(Records from a data source)
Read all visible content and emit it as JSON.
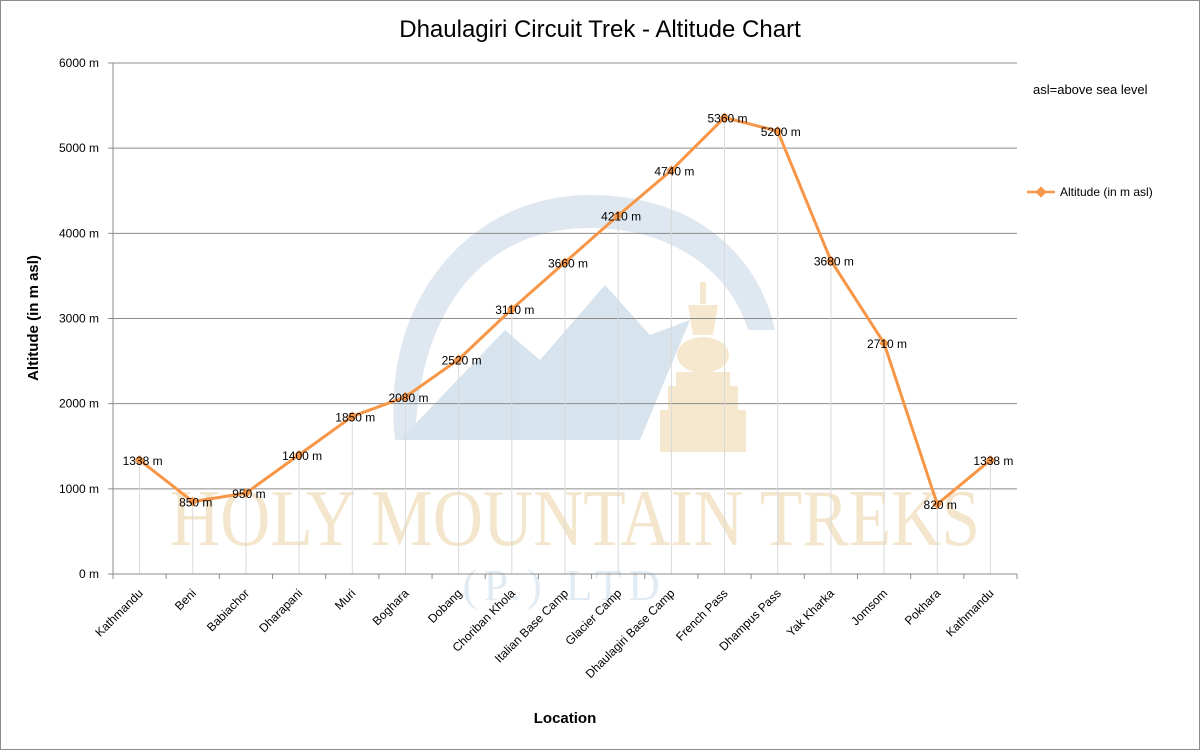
{
  "chart_data": {
    "type": "line",
    "title": "Dhaulagiri Circuit Trek - Altitude Chart",
    "xlabel": "Location",
    "ylabel": "Altitude (in m asl)",
    "ylim": [
      0,
      6000
    ],
    "ytick_step": 1000,
    "ytick_labels": [
      "0 m",
      "1000 m",
      "2000 m",
      "3000 m",
      "4000 m",
      "5000 m",
      "6000 m"
    ],
    "grid": "horizontal",
    "legend_position": "right",
    "categories": [
      "Kathmandu",
      "Beni",
      "Babiachor",
      "Dharapani",
      "Muri",
      "Boghara",
      "Dobang",
      "Choriban Khola",
      "Italian Base Camp",
      "Glacier Camp",
      "Dhaulagiri Base Camp",
      "French Pass",
      "Dhampus Pass",
      "Yak Kharka",
      "Jomsom",
      "Pokhara",
      "Kathmandu"
    ],
    "series": [
      {
        "name": "Altitude (in  m asl)",
        "color": "#f79646",
        "values": [
          1338,
          850,
          950,
          1400,
          1850,
          2080,
          2520,
          3110,
          3660,
          4210,
          4740,
          5360,
          5200,
          3680,
          2710,
          820,
          1338
        ],
        "data_labels": [
          "1338 m",
          "850 m",
          "950 m",
          "1400 m",
          "1850 m",
          "2080 m",
          "2520 m",
          "3110 m",
          "3660 m",
          "4210 m",
          "4740 m",
          "5360 m",
          "5200 m",
          "3680 m",
          "2710 m",
          "820 m",
          "1338 m"
        ]
      }
    ],
    "annotation": "asl=above sea level"
  },
  "watermark": {
    "text": "HOLY MOUNTAIN TREKS",
    "subtext": "(P.) LTD."
  }
}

** Exercise aim **
Return the listing above in full and without alteration, excluding its pictures.

** Exercise result **
Read all visible content and emit it as JSON.
{
  "chart_data": {
    "type": "line",
    "title": "Dhaulagiri Circuit Trek - Altitude Chart",
    "xlabel": "Location",
    "ylabel": "Altitude (in m asl)",
    "ylim": [
      0,
      6000
    ],
    "ytick_step": 1000,
    "ytick_labels": [
      "0 m",
      "1000 m",
      "2000 m",
      "3000 m",
      "4000 m",
      "5000 m",
      "6000 m"
    ],
    "grid": "horizontal",
    "legend_position": "right",
    "categories": [
      "Kathmandu",
      "Beni",
      "Babiachor",
      "Dharapani",
      "Muri",
      "Boghara",
      "Dobang",
      "Choriban Khola",
      "Italian Base Camp",
      "Glacier Camp",
      "Dhaulagiri Base Camp",
      "French Pass",
      "Dhampus Pass",
      "Yak Kharka",
      "Jomsom",
      "Pokhara",
      "Kathmandu"
    ],
    "series": [
      {
        "name": "Altitude (in  m asl)",
        "color": "#f79646",
        "values": [
          1338,
          850,
          950,
          1400,
          1850,
          2080,
          2520,
          3110,
          3660,
          4210,
          4740,
          5360,
          5200,
          3680,
          2710,
          820,
          1338
        ],
        "data_labels": [
          "1338 m",
          "850 m",
          "950 m",
          "1400 m",
          "1850 m",
          "2080 m",
          "2520 m",
          "3110 m",
          "3660 m",
          "4210 m",
          "4740 m",
          "5360 m",
          "5200 m",
          "3680 m",
          "2710 m",
          "820 m",
          "1338 m"
        ]
      }
    ],
    "annotation": "asl=above sea level"
  },
  "watermark": {
    "text": "HOLY MOUNTAIN TREKS",
    "subtext": "(P.) LTD."
  }
}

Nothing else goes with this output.